DATA LISTING -
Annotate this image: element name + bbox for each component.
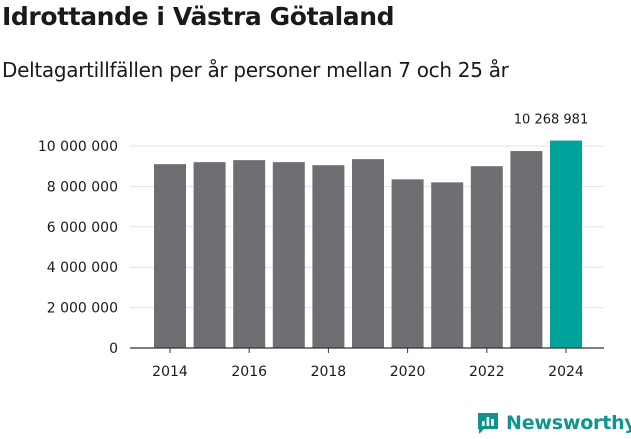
bar-2021 (431, 182, 464, 348)
newsworthy-logo-icon (478, 413, 498, 434)
data-label-2024: 10 268 981 (514, 113, 588, 128)
bar-2023 (510, 151, 543, 348)
bar-2019 (352, 159, 384, 348)
y-tick-label: 0 (109, 341, 118, 357)
chart-subtitle: Deltagartillfällen per år personer mella… (2, 58, 509, 82)
x-tick-label: 2018 (311, 364, 347, 380)
bar-2024 (550, 140, 582, 348)
x-tick-label: 2016 (231, 364, 267, 380)
y-tick-label: 2 000 000 (47, 301, 118, 317)
x-tick-label: 2022 (469, 364, 505, 380)
x-tick-label: 2020 (390, 364, 426, 380)
brand-footer: Newsworthy (476, 410, 631, 436)
bars (154, 140, 582, 348)
y-tick-label: 4 000 000 (47, 260, 118, 276)
x-tick-label: 2014 (152, 364, 188, 380)
brand-name: Newsworthy (506, 412, 631, 434)
bar-2016 (233, 160, 266, 348)
bar-2014 (154, 164, 186, 348)
chart-title: Idrottande i Västra Götaland (2, 2, 395, 31)
bar-2022 (470, 166, 503, 348)
bar-2015 (193, 162, 226, 348)
y-tick-label: 6 000 000 (47, 220, 118, 236)
y-axis: 0 2 000 000 4 000 000 6 000 000 8 000 000 10 … (38, 139, 118, 357)
x-tick-label: 2024 (548, 364, 584, 380)
bar-2018 (312, 165, 345, 348)
bar-2020 (391, 179, 424, 348)
bar-2017 (272, 162, 305, 348)
y-tick-label: 10 000 000 (38, 139, 118, 155)
y-tick-label: 8 000 000 (47, 179, 118, 195)
x-axis: 2014 2016 2018 2020 2022 2024 (130, 347, 604, 380)
annotations: 10 268 981 (514, 113, 588, 128)
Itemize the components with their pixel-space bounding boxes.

WHAT YOU NEED TO DO - Reproduce all of the material above verbatim, omitting the picture.

OUTPUT -
Annotate this image: element name + bbox for each component.
bar-2021 (431, 182, 464, 348)
newsworthy-logo-icon (478, 413, 498, 434)
data-label-2024: 10 268 981 (514, 113, 588, 128)
bar-2023 (510, 151, 543, 348)
bar-2019 (352, 159, 384, 348)
y-tick-label: 0 (109, 341, 118, 357)
chart-subtitle: Deltagartillfällen per år personer mella… (2, 58, 509, 82)
x-tick-label: 2018 (311, 364, 347, 380)
bar-2024 (550, 140, 582, 348)
x-tick-label: 2016 (231, 364, 267, 380)
y-tick-label: 2 000 000 (47, 301, 118, 317)
x-tick-label: 2022 (469, 364, 505, 380)
x-tick-label: 2020 (390, 364, 426, 380)
brand-footer: Newsworthy (476, 410, 631, 436)
bars (154, 140, 582, 348)
y-tick-label: 4 000 000 (47, 260, 118, 276)
x-tick-label: 2014 (152, 364, 188, 380)
brand-name: Newsworthy (506, 412, 631, 434)
bar-2016 (233, 160, 266, 348)
bar-2014 (154, 164, 186, 348)
chart-title: Idrottande i Västra Götaland (2, 2, 395, 31)
bar-2022 (470, 166, 503, 348)
bar-2015 (193, 162, 226, 348)
y-tick-label: 6 000 000 (47, 220, 118, 236)
y-axis: 0 2 000 000 4 000 000 6 000 000 8 000 000 10 … (38, 139, 118, 357)
x-tick-label: 2024 (548, 364, 584, 380)
bar-2018 (312, 165, 345, 348)
bar-2020 (391, 179, 424, 348)
bar-2017 (272, 162, 305, 348)
y-tick-label: 10 000 000 (38, 139, 118, 155)
y-tick-label: 8 000 000 (47, 179, 118, 195)
x-axis: 2014 2016 2018 2020 2022 2024 (130, 347, 604, 380)
annotations: 10 268 981 (514, 113, 588, 128)
Itemize the components with their pixel-space bounding boxes.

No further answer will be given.